| TASK DIRECTIONS |
Go through the listing below and gather every line with the word "into".
>>>
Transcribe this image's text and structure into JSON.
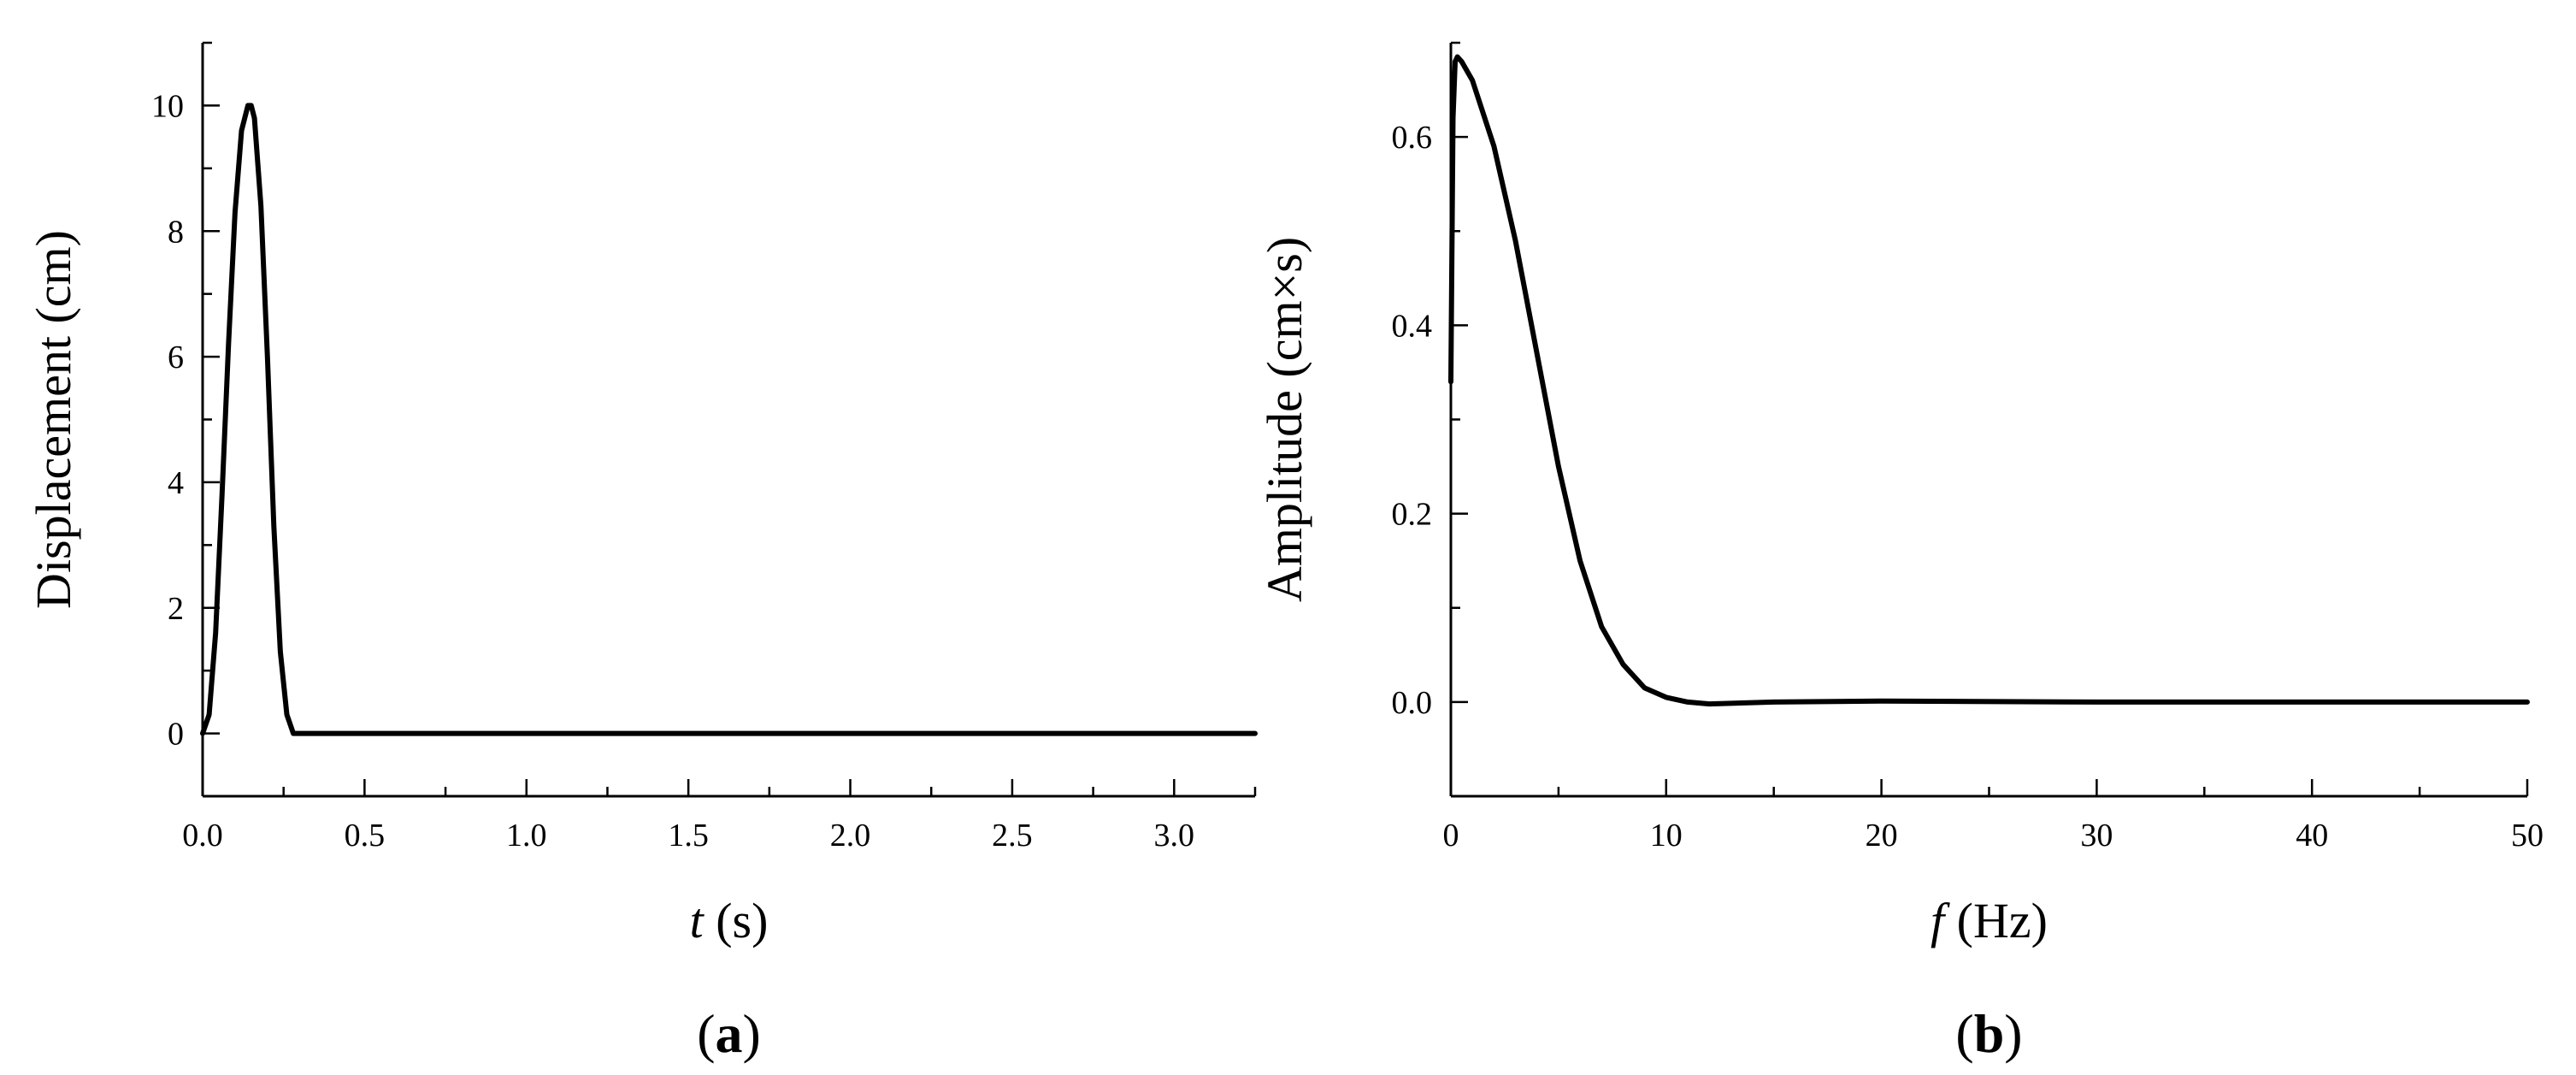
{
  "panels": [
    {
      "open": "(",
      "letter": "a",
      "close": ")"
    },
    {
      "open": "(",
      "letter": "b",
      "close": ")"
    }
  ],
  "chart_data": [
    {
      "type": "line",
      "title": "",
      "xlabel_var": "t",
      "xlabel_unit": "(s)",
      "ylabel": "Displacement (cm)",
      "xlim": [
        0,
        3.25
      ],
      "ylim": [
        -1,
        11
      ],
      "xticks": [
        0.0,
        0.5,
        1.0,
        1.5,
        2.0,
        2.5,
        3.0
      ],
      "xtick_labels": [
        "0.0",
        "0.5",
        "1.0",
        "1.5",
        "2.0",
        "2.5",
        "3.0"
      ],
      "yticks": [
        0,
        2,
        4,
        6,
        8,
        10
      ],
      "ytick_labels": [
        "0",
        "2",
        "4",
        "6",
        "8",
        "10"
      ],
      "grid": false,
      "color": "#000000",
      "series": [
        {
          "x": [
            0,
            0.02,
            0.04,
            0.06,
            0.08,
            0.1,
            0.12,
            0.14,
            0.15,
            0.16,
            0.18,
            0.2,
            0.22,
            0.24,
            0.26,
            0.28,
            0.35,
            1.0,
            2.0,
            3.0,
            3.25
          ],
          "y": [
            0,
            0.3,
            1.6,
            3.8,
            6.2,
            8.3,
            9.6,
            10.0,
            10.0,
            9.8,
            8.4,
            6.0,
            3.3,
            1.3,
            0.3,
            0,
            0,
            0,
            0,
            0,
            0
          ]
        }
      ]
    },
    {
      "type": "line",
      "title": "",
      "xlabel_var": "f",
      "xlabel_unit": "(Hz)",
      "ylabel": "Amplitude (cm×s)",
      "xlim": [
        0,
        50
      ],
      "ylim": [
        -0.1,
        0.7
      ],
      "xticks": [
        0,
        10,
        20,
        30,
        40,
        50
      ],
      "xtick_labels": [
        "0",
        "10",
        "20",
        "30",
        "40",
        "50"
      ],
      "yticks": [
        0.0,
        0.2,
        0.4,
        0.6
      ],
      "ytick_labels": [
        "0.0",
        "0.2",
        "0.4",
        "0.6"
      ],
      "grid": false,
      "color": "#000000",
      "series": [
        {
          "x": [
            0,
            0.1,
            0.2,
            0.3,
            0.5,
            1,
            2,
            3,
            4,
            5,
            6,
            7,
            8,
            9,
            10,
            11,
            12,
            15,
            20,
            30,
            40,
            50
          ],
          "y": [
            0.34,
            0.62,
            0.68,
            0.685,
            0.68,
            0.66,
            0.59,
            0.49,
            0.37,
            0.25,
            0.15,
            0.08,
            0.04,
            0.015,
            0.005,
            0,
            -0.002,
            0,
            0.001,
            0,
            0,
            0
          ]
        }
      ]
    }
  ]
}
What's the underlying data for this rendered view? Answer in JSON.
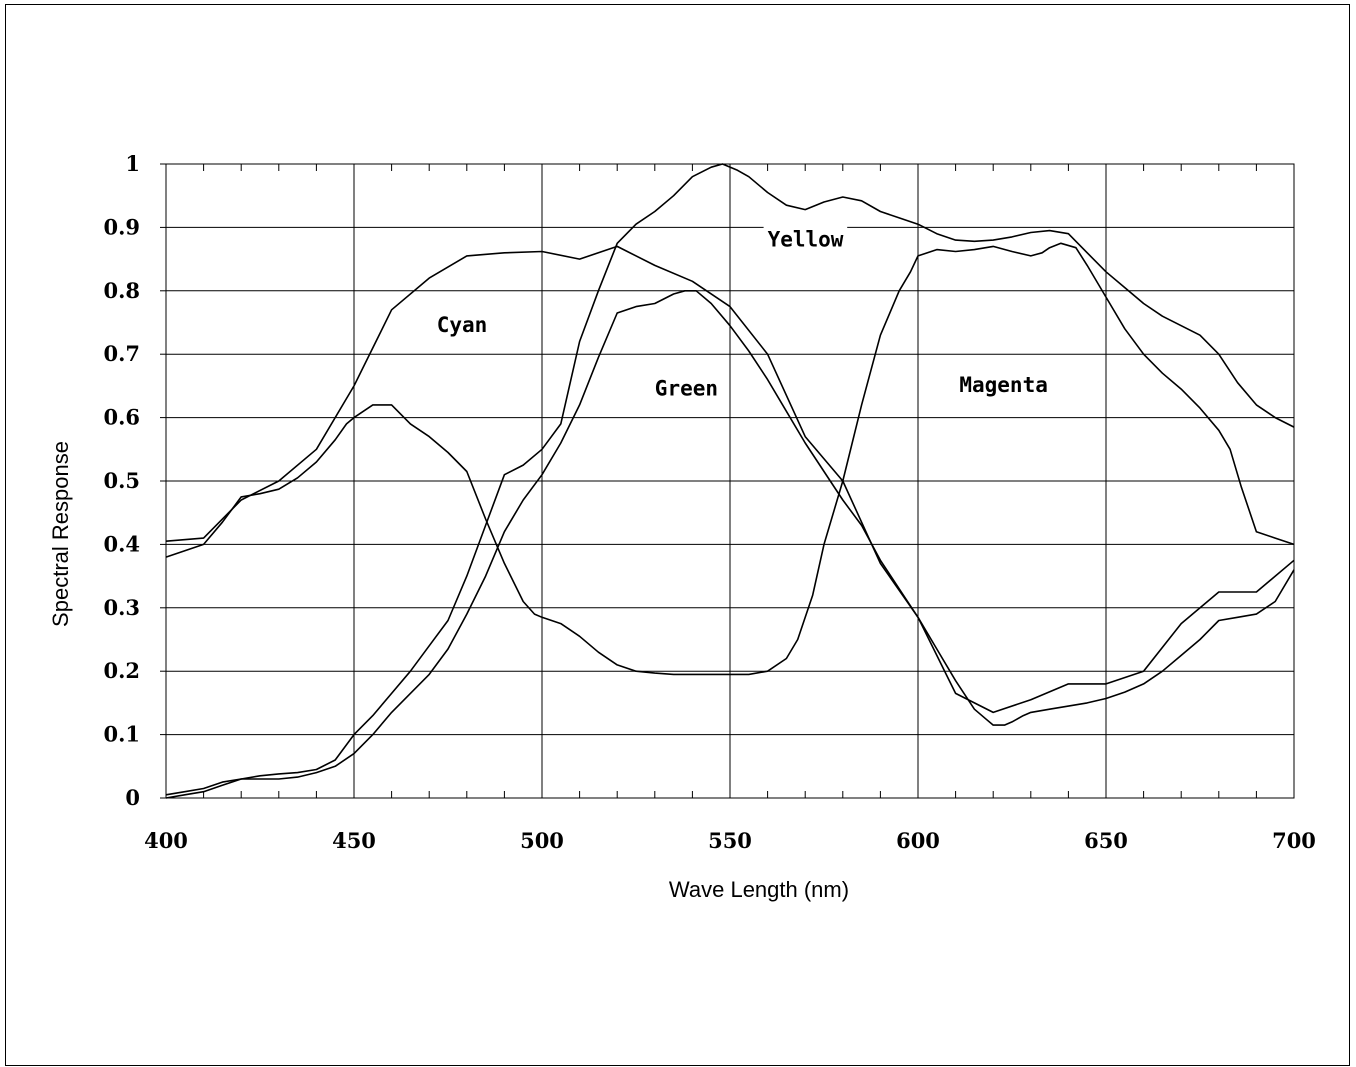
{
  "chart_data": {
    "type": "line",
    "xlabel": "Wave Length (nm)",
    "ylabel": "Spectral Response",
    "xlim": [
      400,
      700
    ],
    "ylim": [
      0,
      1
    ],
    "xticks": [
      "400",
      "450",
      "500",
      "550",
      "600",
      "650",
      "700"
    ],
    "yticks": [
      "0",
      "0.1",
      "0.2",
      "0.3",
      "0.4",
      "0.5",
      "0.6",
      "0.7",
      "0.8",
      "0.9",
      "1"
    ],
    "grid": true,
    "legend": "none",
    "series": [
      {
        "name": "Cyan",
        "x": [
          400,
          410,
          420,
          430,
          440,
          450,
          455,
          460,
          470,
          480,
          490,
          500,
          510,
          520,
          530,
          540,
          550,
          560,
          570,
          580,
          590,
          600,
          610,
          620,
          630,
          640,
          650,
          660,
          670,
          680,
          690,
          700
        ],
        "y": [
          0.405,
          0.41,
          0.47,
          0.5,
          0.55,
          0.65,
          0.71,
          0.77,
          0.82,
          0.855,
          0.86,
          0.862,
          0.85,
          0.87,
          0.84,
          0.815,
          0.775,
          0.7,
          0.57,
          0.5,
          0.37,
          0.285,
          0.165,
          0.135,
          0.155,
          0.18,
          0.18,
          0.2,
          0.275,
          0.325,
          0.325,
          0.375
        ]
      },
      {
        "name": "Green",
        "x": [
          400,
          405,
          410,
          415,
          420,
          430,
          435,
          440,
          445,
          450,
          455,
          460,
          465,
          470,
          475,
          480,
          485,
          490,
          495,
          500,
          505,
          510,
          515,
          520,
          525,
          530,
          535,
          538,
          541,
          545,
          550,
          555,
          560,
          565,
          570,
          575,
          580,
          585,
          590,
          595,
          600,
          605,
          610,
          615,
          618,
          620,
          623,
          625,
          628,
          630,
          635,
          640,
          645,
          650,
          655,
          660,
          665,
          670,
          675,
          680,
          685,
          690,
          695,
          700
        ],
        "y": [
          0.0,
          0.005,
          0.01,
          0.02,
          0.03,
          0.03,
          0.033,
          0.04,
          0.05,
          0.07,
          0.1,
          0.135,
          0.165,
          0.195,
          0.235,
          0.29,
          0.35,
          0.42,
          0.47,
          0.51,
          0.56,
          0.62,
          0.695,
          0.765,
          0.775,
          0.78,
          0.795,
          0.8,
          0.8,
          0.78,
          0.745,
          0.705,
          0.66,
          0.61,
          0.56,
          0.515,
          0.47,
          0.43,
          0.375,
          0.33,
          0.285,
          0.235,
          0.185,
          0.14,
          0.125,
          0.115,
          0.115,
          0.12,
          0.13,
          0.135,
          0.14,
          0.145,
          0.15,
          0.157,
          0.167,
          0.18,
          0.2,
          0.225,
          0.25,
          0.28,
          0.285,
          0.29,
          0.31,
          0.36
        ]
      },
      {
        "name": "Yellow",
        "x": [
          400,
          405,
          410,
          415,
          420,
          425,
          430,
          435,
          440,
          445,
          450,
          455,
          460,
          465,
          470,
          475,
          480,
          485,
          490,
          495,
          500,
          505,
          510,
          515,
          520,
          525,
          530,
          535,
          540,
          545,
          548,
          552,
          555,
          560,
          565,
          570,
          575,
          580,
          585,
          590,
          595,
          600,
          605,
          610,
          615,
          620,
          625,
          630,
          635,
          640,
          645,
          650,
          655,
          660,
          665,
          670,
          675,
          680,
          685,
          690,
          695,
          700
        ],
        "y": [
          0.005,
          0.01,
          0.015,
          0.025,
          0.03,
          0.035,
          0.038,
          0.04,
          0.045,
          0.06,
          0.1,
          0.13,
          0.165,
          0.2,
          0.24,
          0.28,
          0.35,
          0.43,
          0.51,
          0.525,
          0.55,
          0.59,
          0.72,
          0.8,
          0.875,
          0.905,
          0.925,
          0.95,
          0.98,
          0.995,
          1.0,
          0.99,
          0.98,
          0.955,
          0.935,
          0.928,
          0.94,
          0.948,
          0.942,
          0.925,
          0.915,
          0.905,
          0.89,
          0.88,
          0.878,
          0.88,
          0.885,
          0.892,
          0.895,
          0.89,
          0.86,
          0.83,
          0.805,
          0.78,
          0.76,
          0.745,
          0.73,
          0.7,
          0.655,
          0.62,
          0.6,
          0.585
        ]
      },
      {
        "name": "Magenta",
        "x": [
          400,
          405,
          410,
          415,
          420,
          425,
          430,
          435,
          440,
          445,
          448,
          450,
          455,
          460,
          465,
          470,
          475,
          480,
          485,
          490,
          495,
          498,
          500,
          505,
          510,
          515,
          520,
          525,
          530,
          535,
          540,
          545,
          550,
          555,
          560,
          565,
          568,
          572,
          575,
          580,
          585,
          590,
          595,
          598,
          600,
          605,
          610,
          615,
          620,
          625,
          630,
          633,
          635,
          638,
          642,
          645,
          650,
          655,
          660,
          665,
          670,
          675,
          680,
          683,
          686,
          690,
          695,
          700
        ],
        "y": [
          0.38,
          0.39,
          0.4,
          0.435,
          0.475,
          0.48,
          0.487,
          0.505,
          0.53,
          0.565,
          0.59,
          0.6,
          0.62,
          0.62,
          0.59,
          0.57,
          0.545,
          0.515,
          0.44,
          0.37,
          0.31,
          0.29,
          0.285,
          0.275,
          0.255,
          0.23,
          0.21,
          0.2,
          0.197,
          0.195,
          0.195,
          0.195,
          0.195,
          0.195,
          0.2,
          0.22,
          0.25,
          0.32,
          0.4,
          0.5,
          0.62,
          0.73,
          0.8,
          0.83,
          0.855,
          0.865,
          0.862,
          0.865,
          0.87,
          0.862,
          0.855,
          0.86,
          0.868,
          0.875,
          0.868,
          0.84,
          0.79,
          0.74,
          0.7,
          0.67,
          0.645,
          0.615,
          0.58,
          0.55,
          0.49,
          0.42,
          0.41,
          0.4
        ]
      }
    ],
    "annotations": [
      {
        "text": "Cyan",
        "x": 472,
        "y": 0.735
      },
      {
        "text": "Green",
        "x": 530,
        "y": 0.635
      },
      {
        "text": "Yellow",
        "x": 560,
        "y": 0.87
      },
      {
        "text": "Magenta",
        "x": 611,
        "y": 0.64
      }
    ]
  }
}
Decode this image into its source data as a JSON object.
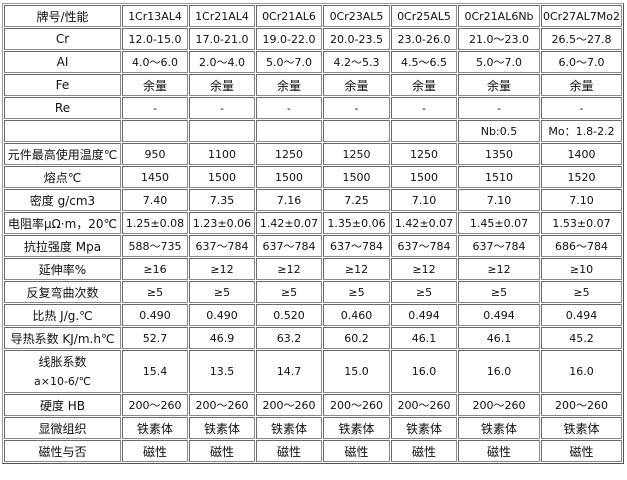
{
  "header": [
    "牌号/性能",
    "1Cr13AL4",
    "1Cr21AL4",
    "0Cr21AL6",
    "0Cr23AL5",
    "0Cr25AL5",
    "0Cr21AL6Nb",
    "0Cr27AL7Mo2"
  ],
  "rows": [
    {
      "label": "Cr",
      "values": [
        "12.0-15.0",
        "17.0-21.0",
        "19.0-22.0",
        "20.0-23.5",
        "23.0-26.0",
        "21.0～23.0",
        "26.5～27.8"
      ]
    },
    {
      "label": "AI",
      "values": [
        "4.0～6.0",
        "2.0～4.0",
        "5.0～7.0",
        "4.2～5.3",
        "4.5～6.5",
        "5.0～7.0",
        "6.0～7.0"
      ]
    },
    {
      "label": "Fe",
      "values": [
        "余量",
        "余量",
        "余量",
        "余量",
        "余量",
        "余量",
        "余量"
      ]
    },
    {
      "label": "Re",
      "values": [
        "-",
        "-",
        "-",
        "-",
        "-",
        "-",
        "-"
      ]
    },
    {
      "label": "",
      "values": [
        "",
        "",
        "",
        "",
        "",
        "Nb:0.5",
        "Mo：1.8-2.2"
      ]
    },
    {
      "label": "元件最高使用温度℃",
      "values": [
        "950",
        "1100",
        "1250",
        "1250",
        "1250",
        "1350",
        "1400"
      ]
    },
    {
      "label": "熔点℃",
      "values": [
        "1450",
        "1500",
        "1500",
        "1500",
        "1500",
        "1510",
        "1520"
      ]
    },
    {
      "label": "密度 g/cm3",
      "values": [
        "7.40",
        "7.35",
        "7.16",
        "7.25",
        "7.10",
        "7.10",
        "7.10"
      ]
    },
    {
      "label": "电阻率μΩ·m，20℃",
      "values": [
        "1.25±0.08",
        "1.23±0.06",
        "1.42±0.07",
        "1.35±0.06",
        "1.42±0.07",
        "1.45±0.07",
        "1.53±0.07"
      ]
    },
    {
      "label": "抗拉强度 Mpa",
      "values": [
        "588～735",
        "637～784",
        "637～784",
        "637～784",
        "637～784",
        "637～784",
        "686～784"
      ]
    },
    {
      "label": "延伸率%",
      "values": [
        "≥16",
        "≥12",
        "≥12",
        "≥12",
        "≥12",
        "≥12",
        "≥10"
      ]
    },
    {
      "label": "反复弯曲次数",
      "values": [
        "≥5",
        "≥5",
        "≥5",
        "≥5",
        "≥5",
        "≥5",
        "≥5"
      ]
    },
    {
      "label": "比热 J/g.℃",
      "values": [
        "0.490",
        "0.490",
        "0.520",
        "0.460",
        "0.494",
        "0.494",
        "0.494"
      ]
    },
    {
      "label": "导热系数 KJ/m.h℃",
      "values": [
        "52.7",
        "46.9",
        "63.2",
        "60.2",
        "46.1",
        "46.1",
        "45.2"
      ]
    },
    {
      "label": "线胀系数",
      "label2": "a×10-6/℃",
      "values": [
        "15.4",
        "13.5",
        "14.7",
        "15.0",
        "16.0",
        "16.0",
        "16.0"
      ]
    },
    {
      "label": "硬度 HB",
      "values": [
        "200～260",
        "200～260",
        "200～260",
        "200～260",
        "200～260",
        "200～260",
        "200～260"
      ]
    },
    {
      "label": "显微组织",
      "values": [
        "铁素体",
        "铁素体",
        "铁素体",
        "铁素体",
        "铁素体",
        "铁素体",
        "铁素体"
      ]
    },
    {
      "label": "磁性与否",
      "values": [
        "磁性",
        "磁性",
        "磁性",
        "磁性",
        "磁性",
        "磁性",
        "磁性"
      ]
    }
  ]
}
<<<
| WRITTEN SOLUTION |
Transcribe this image's text and structure into JSON.
Decode this image into its source data as a JSON object.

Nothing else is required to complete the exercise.